## [WHAT THE TASK ASKS]
Extract the lines that carry the string "είναι" from the listing.

_____

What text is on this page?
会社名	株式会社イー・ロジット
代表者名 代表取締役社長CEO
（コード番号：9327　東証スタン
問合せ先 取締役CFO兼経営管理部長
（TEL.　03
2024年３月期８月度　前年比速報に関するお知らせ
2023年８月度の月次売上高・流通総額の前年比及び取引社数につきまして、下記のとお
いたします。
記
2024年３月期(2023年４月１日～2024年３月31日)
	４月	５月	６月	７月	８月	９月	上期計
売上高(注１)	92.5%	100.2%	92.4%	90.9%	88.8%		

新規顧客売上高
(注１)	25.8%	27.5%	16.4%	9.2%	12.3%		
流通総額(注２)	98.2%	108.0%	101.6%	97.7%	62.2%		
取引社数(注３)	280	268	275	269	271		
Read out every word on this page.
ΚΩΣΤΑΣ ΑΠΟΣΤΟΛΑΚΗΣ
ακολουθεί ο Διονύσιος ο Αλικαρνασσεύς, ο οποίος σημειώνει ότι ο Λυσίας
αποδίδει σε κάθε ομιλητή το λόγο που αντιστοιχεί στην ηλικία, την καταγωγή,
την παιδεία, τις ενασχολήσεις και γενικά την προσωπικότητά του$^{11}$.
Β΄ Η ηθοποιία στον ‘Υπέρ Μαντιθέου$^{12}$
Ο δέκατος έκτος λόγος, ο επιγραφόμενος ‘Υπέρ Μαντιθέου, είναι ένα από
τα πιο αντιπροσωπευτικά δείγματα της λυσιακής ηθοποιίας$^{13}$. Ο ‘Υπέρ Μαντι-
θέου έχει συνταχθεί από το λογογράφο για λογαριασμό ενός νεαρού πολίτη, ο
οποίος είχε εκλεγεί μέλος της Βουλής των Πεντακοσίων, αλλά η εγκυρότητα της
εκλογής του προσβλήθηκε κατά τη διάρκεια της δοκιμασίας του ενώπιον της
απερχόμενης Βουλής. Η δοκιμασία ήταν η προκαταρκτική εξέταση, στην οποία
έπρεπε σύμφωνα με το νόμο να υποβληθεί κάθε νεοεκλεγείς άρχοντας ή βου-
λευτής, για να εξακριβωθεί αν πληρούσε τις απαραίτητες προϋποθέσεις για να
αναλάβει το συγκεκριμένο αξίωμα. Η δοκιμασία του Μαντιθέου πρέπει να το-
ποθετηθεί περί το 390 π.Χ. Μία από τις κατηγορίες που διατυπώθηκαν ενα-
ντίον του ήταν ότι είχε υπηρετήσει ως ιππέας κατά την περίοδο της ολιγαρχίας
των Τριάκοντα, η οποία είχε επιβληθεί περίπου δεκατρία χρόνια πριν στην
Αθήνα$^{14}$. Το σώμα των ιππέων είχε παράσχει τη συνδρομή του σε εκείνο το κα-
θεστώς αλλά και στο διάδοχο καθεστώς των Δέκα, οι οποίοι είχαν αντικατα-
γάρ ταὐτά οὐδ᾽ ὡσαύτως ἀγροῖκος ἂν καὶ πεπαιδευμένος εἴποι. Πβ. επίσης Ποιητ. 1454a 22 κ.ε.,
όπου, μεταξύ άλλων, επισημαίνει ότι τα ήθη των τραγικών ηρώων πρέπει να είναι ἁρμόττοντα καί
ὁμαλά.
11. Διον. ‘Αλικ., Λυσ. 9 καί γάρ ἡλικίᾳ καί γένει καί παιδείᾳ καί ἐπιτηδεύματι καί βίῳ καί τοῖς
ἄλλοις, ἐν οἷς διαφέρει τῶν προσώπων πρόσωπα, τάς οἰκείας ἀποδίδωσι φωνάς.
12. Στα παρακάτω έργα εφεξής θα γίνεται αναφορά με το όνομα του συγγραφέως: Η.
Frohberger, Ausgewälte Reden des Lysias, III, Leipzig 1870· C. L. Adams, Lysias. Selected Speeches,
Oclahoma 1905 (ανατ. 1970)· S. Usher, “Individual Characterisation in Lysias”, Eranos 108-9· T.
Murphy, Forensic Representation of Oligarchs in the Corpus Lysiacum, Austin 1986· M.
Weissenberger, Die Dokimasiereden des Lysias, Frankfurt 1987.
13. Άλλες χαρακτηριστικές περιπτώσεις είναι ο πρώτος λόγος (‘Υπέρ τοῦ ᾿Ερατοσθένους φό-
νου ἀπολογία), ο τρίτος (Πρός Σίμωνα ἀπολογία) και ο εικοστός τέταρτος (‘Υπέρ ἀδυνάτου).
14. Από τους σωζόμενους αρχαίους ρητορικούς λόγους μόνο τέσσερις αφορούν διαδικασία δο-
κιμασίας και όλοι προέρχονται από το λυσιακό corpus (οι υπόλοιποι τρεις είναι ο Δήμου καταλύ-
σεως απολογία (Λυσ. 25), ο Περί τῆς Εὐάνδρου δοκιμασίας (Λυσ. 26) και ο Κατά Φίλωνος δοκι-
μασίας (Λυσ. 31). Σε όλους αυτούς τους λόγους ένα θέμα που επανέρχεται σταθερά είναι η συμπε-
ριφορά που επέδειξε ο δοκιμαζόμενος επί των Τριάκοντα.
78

_____

## [FINAL RESULT]
Ο δέκατος έκτος λόγος, ο επιγραφόμενος ‘Υπέρ Μαντιθέου, είναι ένα από
όπου, μεταξύ άλλων, επισημαίνει ότι τα ήθη των τραγικών ηρώων πρέπει να είναι ἁρμόττοντα καί
13. Άλλες χαρακτηριστικές περιπτώσεις είναι ο πρώτος λόγος (‘Υπέρ τοῦ ᾿Ερατοσθένους φό-
κιμασίας και όλοι προέρχονται από το λυσιακό corpus (οι υπόλοιποι τρεις είναι ο Δήμου καταλύ-
μασίας (Λυσ. 31). Σε όλους αυτούς τους λόγους ένα θέμα που επανέρχεται σταθερά είναι η συμπε-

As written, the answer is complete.